Task statement -> Pictures appear in the records below; write out everything else exactly.

Entries ->
::::::::

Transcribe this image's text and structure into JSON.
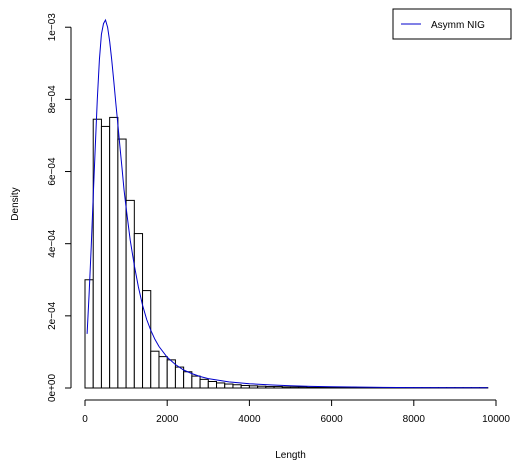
{
  "chart_data": {
    "type": "bar",
    "title": "",
    "xlabel": "Length",
    "ylabel": "Density",
    "xlim": [
      0,
      10000
    ],
    "ylim": [
      0,
      0.00102
    ],
    "x_ticks": [
      0,
      2000,
      4000,
      6000,
      8000,
      10000
    ],
    "x_tick_labels": [
      "0",
      "2000",
      "4000",
      "6000",
      "8000",
      "10000"
    ],
    "y_ticks": [
      0,
      0.0002,
      0.0004,
      0.0006,
      0.0008,
      0.001
    ],
    "y_tick_labels": [
      "0e+00",
      "2e−04",
      "4e−04",
      "6e−04",
      "8e−04",
      "1e−03"
    ],
    "histogram": {
      "bin_width": 200,
      "bin_starts": [
        0,
        200,
        400,
        600,
        800,
        1000,
        1200,
        1400,
        1600,
        1800,
        2000,
        2200,
        2400,
        2600,
        2800,
        3000,
        3200,
        3400,
        3600,
        3800,
        4000,
        4200,
        4400,
        4600,
        4800,
        5000,
        5200,
        5400,
        5600,
        5800,
        6000,
        6200,
        6400,
        6600,
        6800,
        7000,
        7200,
        7400,
        7600,
        7800,
        8000,
        8200,
        8400,
        8600,
        8800,
        9000,
        9200,
        9400,
        9600
      ],
      "densities": [
        0.0003,
        0.000745,
        0.000725,
        0.00075,
        0.00069,
        0.00052,
        0.000428,
        0.00027,
        0.000102,
        8.7e-05,
        7.8e-05,
        5.8e-05,
        4.5e-05,
        3.3e-05,
        2.4e-05,
        1.8e-05,
        1.4e-05,
        1.1e-05,
        9e-06,
        7e-06,
        6e-06,
        5e-06,
        4e-06,
        4e-06,
        3e-06,
        3e-06,
        3e-06,
        2e-06,
        2e-06,
        2e-06,
        2e-06,
        2e-06,
        2e-06,
        1e-06,
        1e-06,
        1e-06,
        1e-06,
        1e-06,
        1e-06,
        1e-06,
        1e-06,
        1e-06,
        1e-06,
        1e-06,
        1e-06,
        1e-06,
        1e-06,
        1e-06,
        1e-06
      ]
    },
    "series": [
      {
        "name": "Asymm NIG",
        "type": "line",
        "color": "#0000cc",
        "x": [
          50,
          100,
          150,
          200,
          250,
          300,
          350,
          400,
          450,
          500,
          550,
          600,
          650,
          700,
          750,
          800,
          850,
          900,
          950,
          1000,
          1100,
          1200,
          1300,
          1400,
          1500,
          1600,
          1700,
          1800,
          2000,
          2200,
          2400,
          2600,
          2800,
          3000,
          3500,
          4000,
          4500,
          5000,
          5500,
          6000,
          7000,
          8000,
          9000,
          9800
        ],
        "y": [
          0.00015,
          0.00026,
          0.00039,
          0.00053,
          0.00067,
          0.0008,
          0.00091,
          0.00098,
          0.00101,
          0.00102,
          0.001,
          0.00096,
          0.00091,
          0.00085,
          0.00079,
          0.00073,
          0.00067,
          0.00061,
          0.00055,
          0.0005,
          0.00041,
          0.00034,
          0.00028,
          0.00023,
          0.00019,
          0.00016,
          0.000135,
          0.000115,
          8.5e-05,
          6.5e-05,
          5e-05,
          4e-05,
          3.2e-05,
          2.6e-05,
          1.7e-05,
          1.2e-05,
          8.5e-06,
          6e-06,
          4.5e-06,
          3.5e-06,
          2e-06,
          1.2e-06,
          8e-07,
          5e-07
        ]
      }
    ],
    "legend": {
      "position": "top-right",
      "entries": [
        "Asymm NIG"
      ]
    },
    "grid": false
  }
}
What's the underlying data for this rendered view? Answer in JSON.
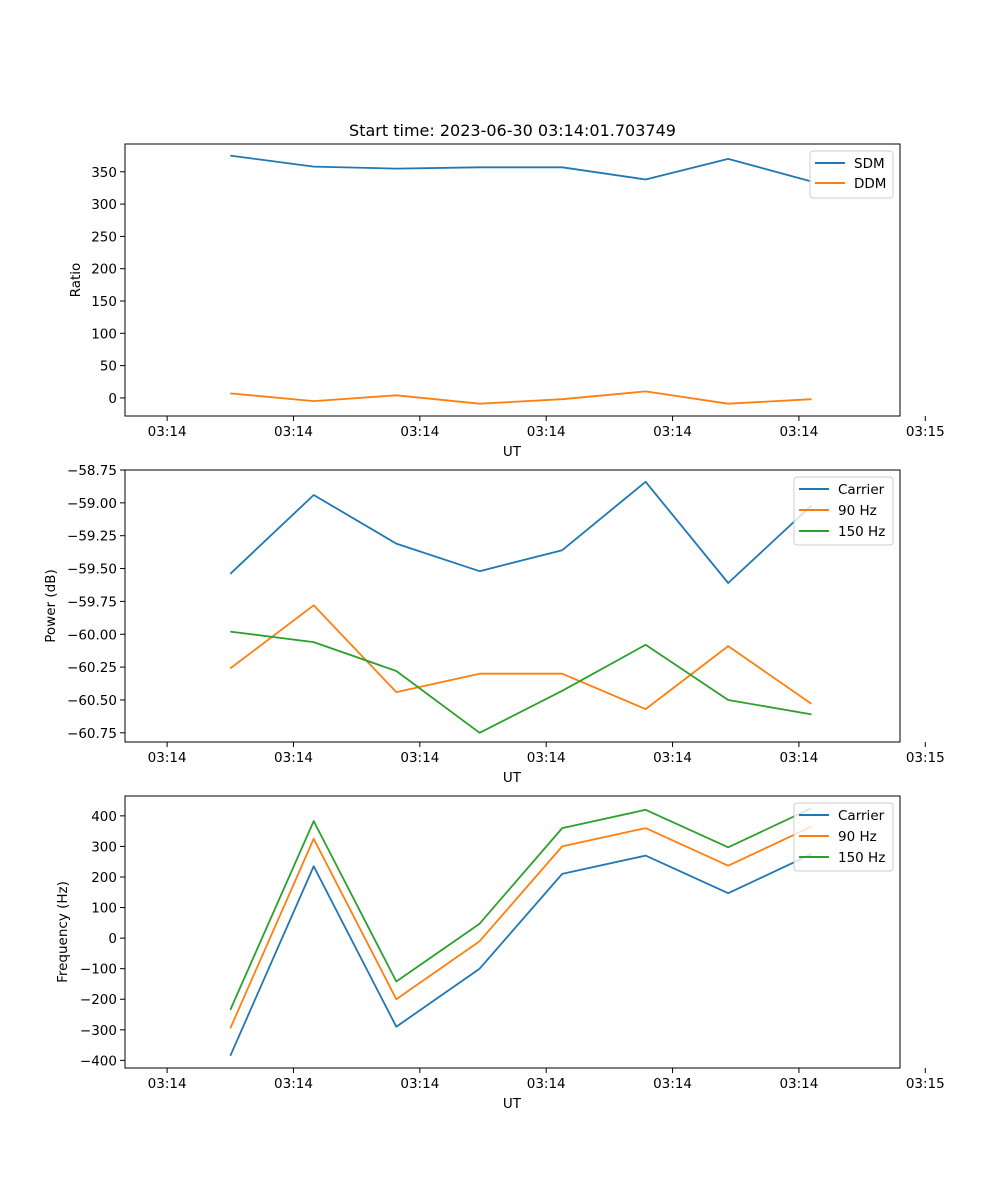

::::::::

Exercise response ->
Transcribe this image's text and structure into JSON.
{
  "chart_data": {
    "type": "bar",
    "title": "",
    "xlabel": "Length",
    "ylabel": "Density",
    "xlim": [
      0,
      10000
    ],
    "ylim": [
      0,
      0.00102
    ],
    "x_ticks": [
      0,
      2000,
      4000,
      6000,
      8000,
      10000
    ],
    "x_tick_labels": [
      "0",
      "2000",
      "4000",
      "6000",
      "8000",
      "10000"
    ],
    "y_ticks": [
      0,
      0.0002,
      0.0004,
      0.0006,
      0.0008,
      0.001
    ],
    "y_tick_labels": [
      "0e+00",
      "2e−04",
      "4e−04",
      "6e−04",
      "8e−04",
      "1e−03"
    ],
    "histogram": {
      "bin_width": 200,
      "bin_starts": [
        0,
        200,
        400,
        600,
        800,
        1000,
        1200,
        1400,
        1600,
        1800,
        2000,
        2200,
        2400,
        2600,
        2800,
        3000,
        3200,
        3400,
        3600,
        3800,
        4000,
        4200,
        4400,
        4600,
        4800,
        5000,
        5200,
        5400,
        5600,
        5800,
        6000,
        6200,
        6400,
        6600,
        6800,
        7000,
        7200,
        7400,
        7600,
        7800,
        8000,
        8200,
        8400,
        8600,
        8800,
        9000,
        9200,
        9400,
        9600
      ],
      "densities": [
        0.0003,
        0.000745,
        0.000725,
        0.00075,
        0.00069,
        0.00052,
        0.000428,
        0.00027,
        0.000102,
        8.7e-05,
        7.8e-05,
        5.8e-05,
        4.5e-05,
        3.3e-05,
        2.4e-05,
        1.8e-05,
        1.4e-05,
        1.1e-05,
        9e-06,
        7e-06,
        6e-06,
        5e-06,
        4e-06,
        4e-06,
        3e-06,
        3e-06,
        3e-06,
        2e-06,
        2e-06,
        2e-06,
        2e-06,
        2e-06,
        2e-06,
        1e-06,
        1e-06,
        1e-06,
        1e-06,
        1e-06,
        1e-06,
        1e-06,
        1e-06,
        1e-06,
        1e-06,
        1e-06,
        1e-06,
        1e-06,
        1e-06,
        1e-06,
        1e-06
      ]
    },
    "series": [
      {
        "name": "Asymm NIG",
        "type": "line",
        "color": "#0000cc",
        "x": [
          50,
          100,
          150,
          200,
          250,
          300,
          350,
          400,
          450,
          500,
          550,
          600,
          650,
          700,
          750,
          800,
          850,
          900,
          950,
          1000,
          1100,
          1200,
          1300,
          1400,
          1500,
          1600,
          1700,
          1800,
          2000,
          2200,
          2400,
          2600,
          2800,
          3000,
          3500,
          4000,
          4500,
          5000,
          5500,
          6000,
          7000,
          8000,
          9000,
          9800
        ],
        "y": [
          0.00015,
          0.00026,
          0.00039,
          0.00053,
          0.00067,
          0.0008,
          0.00091,
          0.00098,
          0.00101,
          0.00102,
          0.001,
          0.00096,
          0.00091,
          0.00085,
          0.00079,
          0.00073,
          0.00067,
          0.00061,
          0.00055,
          0.0005,
          0.00041,
          0.00034,
          0.00028,
          0.00023,
          0.00019,
          0.00016,
          0.000135,
          0.000115,
          8.5e-05,
          6.5e-05,
          5e-05,
          4e-05,
          3.2e-05,
          2.6e-05,
          1.7e-05,
          1.2e-05,
          8.5e-06,
          6e-06,
          4.5e-06,
          3.5e-06,
          2e-06,
          1.2e-06,
          8e-07,
          5e-07
        ]
      }
    ],
    "legend": {
      "position": "top-right",
      "entries": [
        "Asymm NIG"
      ]
    },
    "grid": false
  }
}
What's the underlying data for this rendered view? Answer in JSON.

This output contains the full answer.